Text content records for pages
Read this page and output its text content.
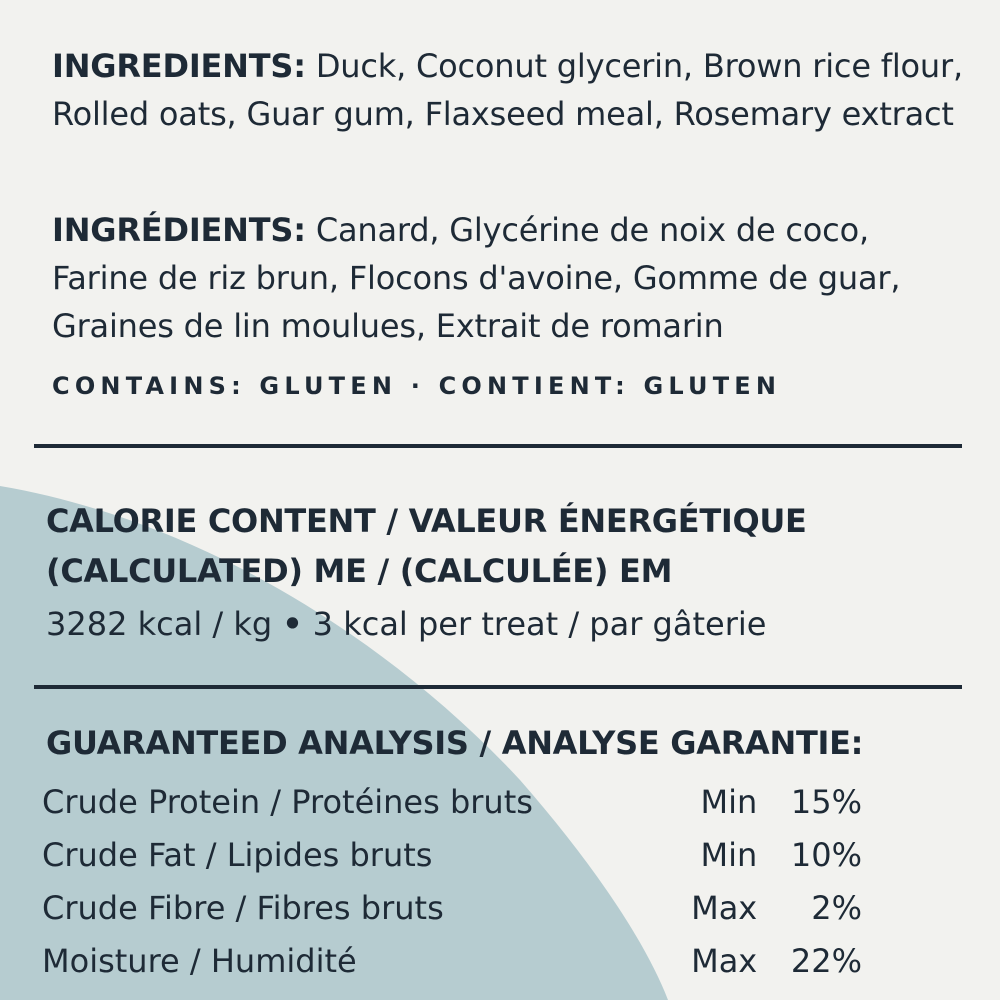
INGREDIENTS: Duck, Coconut glycerin, Brown rice flour, Rolled oats, Guar gum, Flaxseed meal, Rosemary extract

INGRÉDIENTS: Canard, Glycérine de noix de coco, Farine de riz brun, Flocons d'avoine, Gomme de guar, Graines de lin moulues, Extrait de romarin

CONTAINS: GLUTEN · CONTIENT: GLUTEN
CALORIE CONTENT / VALEUR ÉNERGÉTIQUE
(CALCULATED) ME / (CALCULÉE) EM
3282 kcal / kg • 3 kcal per treat / par gâterie
GUARANTEED ANALYSIS / ANALYSE GARANTIE:
Crude Protein / Protéines bruts	Min	15%
Crude Fat / Lipides bruts	Min	10%
Crude Fibre / Fibres bruts	Max	2%
Moisture / Humidité	Max	22%
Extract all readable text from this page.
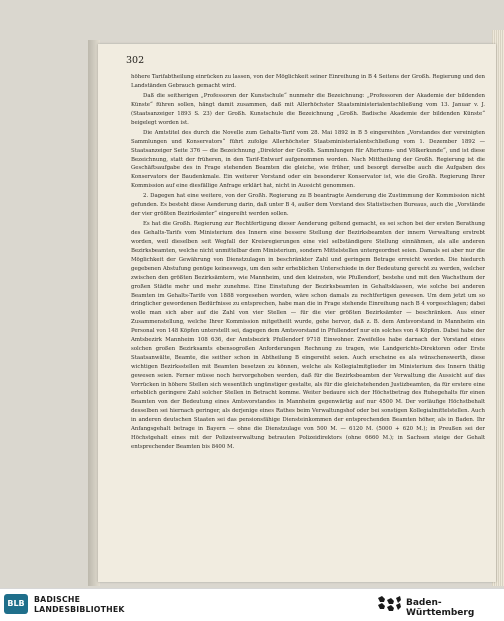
302

höhere Tarifabtheilung einrücken zu lassen, von der Möglichkeit seiner Einreihung in B 4 Seitens der Großh. Regierung und den Landständen Gebrauch gemacht wird.

Daß die seitherigen „Professoren der Kunstschule“ nunmehr die Bezeichnung: „Professoren der Akademie der bildenden Künste“ führen sollen, hängt damit zusammen, daß mit Allerhöchster Staatsministerialentschließung vom 13. Januar v. J. (Staatsanzeiger 1893 S. 23) der Großh. Kunstschule die Bezeichnung „Großh. Badische Akademie der bildenden Künste“ beigelegt worden ist.

Die Amtstitel des durch die Novelle zum Gehalts-Tarif vom 28. Mai 1892 in B 5 eingereihten „Vorstandes der vereinigten Sammlungen und Konservators“ führt zufolge Allerhöchster Staatsministerialentschließung vom 1. Dezember 1892 — Staatsanzeiger Seite 376 — die Bezeichnung „Direktor der Großh. Sammlungen für Altertums- und Völkerkunde“, und ist diese Bezeichnung, statt der früheren, in den Tarif-Entwurf aufgenommen worden. Nach Mittheilung der Großh. Regierung ist die Geschäftsaufgabe des in Frage stehenden Beamten die gleiche, wie früher, und besorgt derselbe auch die Aufgaben des Konservators der Baudenkmale. Ein weiterer Vorstand oder ein besonderer Konservator ist, wie die Großh. Regierung Ihrer Kommission auf eine diesfällige Anfrage erklärt hat, nicht in Aussicht genommen.

2. Dagegen hat eine weitere, von der Großh. Regierung zu B beantragte Aenderung die Zustimmung der Kommission nicht gefunden. Es besteht diese Aenderung darin, daß unter B 4, außer dem Vorstand des Statistischen Bureaus, auch die „Vorstände der vier größten Bezirksämter“ eingereiht werden sollen.

Es hat die Großh. Regierung zur Rechtfertigung dieser Aenderung geltend gemacht, es sei schon bei der ersten Berathung des Gehalts-Tarifs vom Ministerium des Innern eine bessere Stellung der Bezirksbeamten der innern Verwaltung erstrebt worden, weil dieselben seit Wegfall der Kreisregierungen eine viel selbständigere Stellung einnähmen, als alle anderen Bezirksbeamten, welche nicht unmittelbar dem Ministerium, sondern Mittelstellen untergeordnet seien. Damals sei aber nur die Möglichkeit der Gewährung von Dienstzulagen in beschränkter Zahl und geringem Betrage erreicht worden. Die hiedurch gegebenen Abstufung genüge keineswegs, um den sehr erheblichen Unterschiede in der Bedeutung gerecht zu werden, welcher zwischen den größten Bezirksämtern, wie Mannheim, und den kleinsten, wie Pfullendorf, bestehe und mit den Wachsthum der großen Städte mehr und mehr zunehme. Eine Einstufung der Bezirksbeamten in Gehaltsklassen, wie solche bei anderen Beamten im Gehalts-Tarife von 1888 vorgesehen worden, wäre schon damals zu rechtfertigen gewesen. Um dem jetzt um so dringlicher gewordenen Bedürfnisse zu entsprechen, habe man die in Frage stehende Einreihung nach B 4 vorgeschlagen; dabei wolle man sich aber auf die Zahl von vier Stellen — für die vier größten Bezirksämter — beschränken. Aus einer Zusammenstellung, welche Ihrer Kommission mitgetheilt wurde, gehe hervor, daß z. B. dem Amtsvorstand in Mannheim ein Personal von 148 Köpfen unterstellt sei, dagegen dem Amtsvorstand in Pfullendorf nur ein solches von 4 Köpfen. Dabei habe der Amtsbezirk Mannheim 108 636, der Amtsbezirk Pfullendorf 9718 Einwohner. Zweifellos habe darnach der Vorstand eines solchen großen Bezirksamts ebensogroßen Anforderungen Rechnung zu tragen, wie Landgerichts-Direktoren oder Erste Staatsanwälte, Beamte, die seither schon in Abtheilung B eingereiht seien. Auch erscheine es als wünschenswerth, diese wichtigen Bezirksstellen mit Beamten besetzen zu können, welche als Kollegialmitglieder im Ministerium des Innern thätig gewesen seien. Ferner müsse noch hervorgehoben werden, daß für die Bezirksbeamten der Verwaltung die Aussicht auf das Vorrücken in höhere Stellen sich wesentlich ungünstiger gestalte, als für die gleichstehenden Justizbeamten, da für erstere eine erheblich geringere Zahl solcher Stellen in Betracht komme. Weiter bedaure sich der Höchstbetrag des Ruhegehalts für einen Beamten von der Bedeutung eines Amtsvorstandes in Mannheim gegenwärtig auf nur 4500 M. Der vorläufige Höchstbehalt desselben sei hiernach geringer, als derjenige eines Rathes beim Verwaltungshof oder bei sonstigen Kollegialmittelstellen. Auch in anderen deutschen Staaten sei das pensionsfähige Diensteinkommen der entsprechenden Beamten höher, als in Baden. Ihr Anfangsgehalt betrage in Bayern — ohne die Dienstzulage von 500 M. — 6120 M. (5000 + 620 M.); in Preußen sei der Höchstgehalt eines mit der Polizeiverwaltung betrauten Polizeidirektors (ohne 6660 M.); in Sachsen steige der Gehalt entsprechender Beamten bis 8400 M.

BLB	BADISCHE
LANDESBIBLIOTHEK
Baden-Württemberg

Task
Give the lines of the entries above exactly as they appear, leaving out each picture.

Result of the task
Read this page and output its text content.
INGREDIENTS: Duck, Coconut glycerin, Brown rice flour, Rolled oats, Guar gum, Flaxseed meal, Rosemary extract

INGRÉDIENTS: Canard, Glycérine de noix de coco, Farine de riz brun, Flocons d'avoine, Gomme de guar, Graines de lin moulues, Extrait de romarin

CONTAINS: GLUTEN · CONTIENT: GLUTEN
CALORIE CONTENT / VALEUR ÉNERGÉTIQUE
(CALCULATED) ME / (CALCULÉE) EM
3282 kcal / kg • 3 kcal per treat / par gâterie
GUARANTEED ANALYSIS / ANALYSE GARANTIE:
Crude Protein / Protéines bruts	Min	15%
Crude Fat / Lipides bruts	Min	10%
Crude Fibre / Fibres bruts	Max	2%
Moisture / Humidité	Max	22%
Extract all readable text from this page.
302

höhere Tarifabtheilung einrücken zu lassen, von der Möglichkeit seiner Einreihung in B 4 Seitens der Großh. Regierung und den Landständen Gebrauch gemacht wird.

Daß die seitherigen „Professoren der Kunstschule“ nunmehr die Bezeichnung: „Professoren der Akademie der bildenden Künste“ führen sollen, hängt damit zusammen, daß mit Allerhöchster Staatsministerialentschließung vom 13. Januar v. J. (Staatsanzeiger 1893 S. 23) der Großh. Kunstschule die Bezeichnung „Großh. Badische Akademie der bildenden Künste“ beigelegt worden ist.

Die Amtstitel des durch die Novelle zum Gehalts-Tarif vom 28. Mai 1892 in B 5 eingereihten „Vorstandes der vereinigten Sammlungen und Konservators“ führt zufolge Allerhöchster Staatsministerialentschließung vom 1. Dezember 1892 — Staatsanzeiger Seite 376 — die Bezeichnung „Direktor der Großh. Sammlungen für Altertums- und Völkerkunde“, und ist diese Bezeichnung, statt der früheren, in den Tarif-Entwurf aufgenommen worden. Nach Mittheilung der Großh. Regierung ist die Geschäftsaufgabe des in Frage stehenden Beamten die gleiche, wie früher, und besorgt derselbe auch die Aufgaben des Konservators der Baudenkmale. Ein weiterer Vorstand oder ein besonderer Konservator ist, wie die Großh. Regierung Ihrer Kommission auf eine diesfällige Anfrage erklärt hat, nicht in Aussicht genommen.

2. Dagegen hat eine weitere, von der Großh. Regierung zu B beantragte Aenderung die Zustimmung der Kommission nicht gefunden. Es besteht diese Aenderung darin, daß unter B 4, außer dem Vorstand des Statistischen Bureaus, auch die „Vorstände der vier größten Bezirksämter“ eingereiht werden sollen.

Es hat die Großh. Regierung zur Rechtfertigung dieser Aenderung geltend gemacht, es sei schon bei der ersten Berathung des Gehalts-Tarifs vom Ministerium des Innern eine bessere Stellung der Bezirksbeamten der innern Verwaltung erstrebt worden, weil dieselben seit Wegfall der Kreisregierungen eine viel selbständigere Stellung einnähmen, als alle anderen Bezirksbeamten, welche nicht unmittelbar dem Ministerium, sondern Mittelstellen untergeordnet seien. Damals sei aber nur die Möglichkeit der Gewährung von Dienstzulagen in beschränkter Zahl und geringem Betrage erreicht worden. Die hiedurch gegebenen Abstufung genüge keineswegs, um den sehr erheblichen Unterschiede in der Bedeutung gerecht zu werden, welcher zwischen den größten Bezirksämtern, wie Mannheim, und den kleinsten, wie Pfullendorf, bestehe und mit den Wachsthum der großen Städte mehr und mehr zunehme. Eine Einstufung der Bezirksbeamten in Gehaltsklassen, wie solche bei anderen Beamten im Gehalts-Tarife von 1888 vorgesehen worden, wäre schon damals zu rechtfertigen gewesen. Um dem jetzt um so dringlicher gewordenen Bedürfnisse zu entsprechen, habe man die in Frage stehende Einreihung nach B 4 vorgeschlagen; dabei wolle man sich aber auf die Zahl von vier Stellen — für die vier größten Bezirksämter — beschränken. Aus einer Zusammenstellung, welche Ihrer Kommission mitgetheilt wurde, gehe hervor, daß z. B. dem Amtsvorstand in Mannheim ein Personal von 148 Köpfen unterstellt sei, dagegen dem Amtsvorstand in Pfullendorf nur ein solches von 4 Köpfen. Dabei habe der Amtsbezirk Mannheim 108 636, der Amtsbezirk Pfullendorf 9718 Einwohner. Zweifellos habe darnach der Vorstand eines solchen großen Bezirksamts ebensogroßen Anforderungen Rechnung zu tragen, wie Landgerichts-Direktoren oder Erste Staatsanwälte, Beamte, die seither schon in Abtheilung B eingereiht seien. Auch erscheine es als wünschenswerth, diese wichtigen Bezirksstellen mit Beamten besetzen zu können, welche als Kollegialmitglieder im Ministerium des Innern thätig gewesen seien. Ferner müsse noch hervorgehoben werden, daß für die Bezirksbeamten der Verwaltung die Aussicht auf das Vorrücken in höhere Stellen sich wesentlich ungünstiger gestalte, als für die gleichstehenden Justizbeamten, da für erstere eine erheblich geringere Zahl solcher Stellen in Betracht komme. Weiter bedaure sich der Höchstbetrag des Ruhegehalts für einen Beamten von der Bedeutung eines Amtsvorstandes in Mannheim gegenwärtig auf nur 4500 M. Der vorläufige Höchstbehalt desselben sei hiernach geringer, als derjenige eines Rathes beim Verwaltungshof oder bei sonstigen Kollegialmittelstellen. Auch in anderen deutschen Staaten sei das pensionsfähige Diensteinkommen der entsprechenden Beamten höher, als in Baden. Ihr Anfangsgehalt betrage in Bayern — ohne die Dienstzulage von 500 M. — 6120 M. (5000 + 620 M.); in Preußen sei der Höchstgehalt eines mit der Polizeiverwaltung betrauten Polizeidirektors (ohne 6660 M.); in Sachsen steige der Gehalt entsprechender Beamten bis 8400 M.

BLB	BADISCHE
LANDESBIBLIOTHEK
Baden-Württemberg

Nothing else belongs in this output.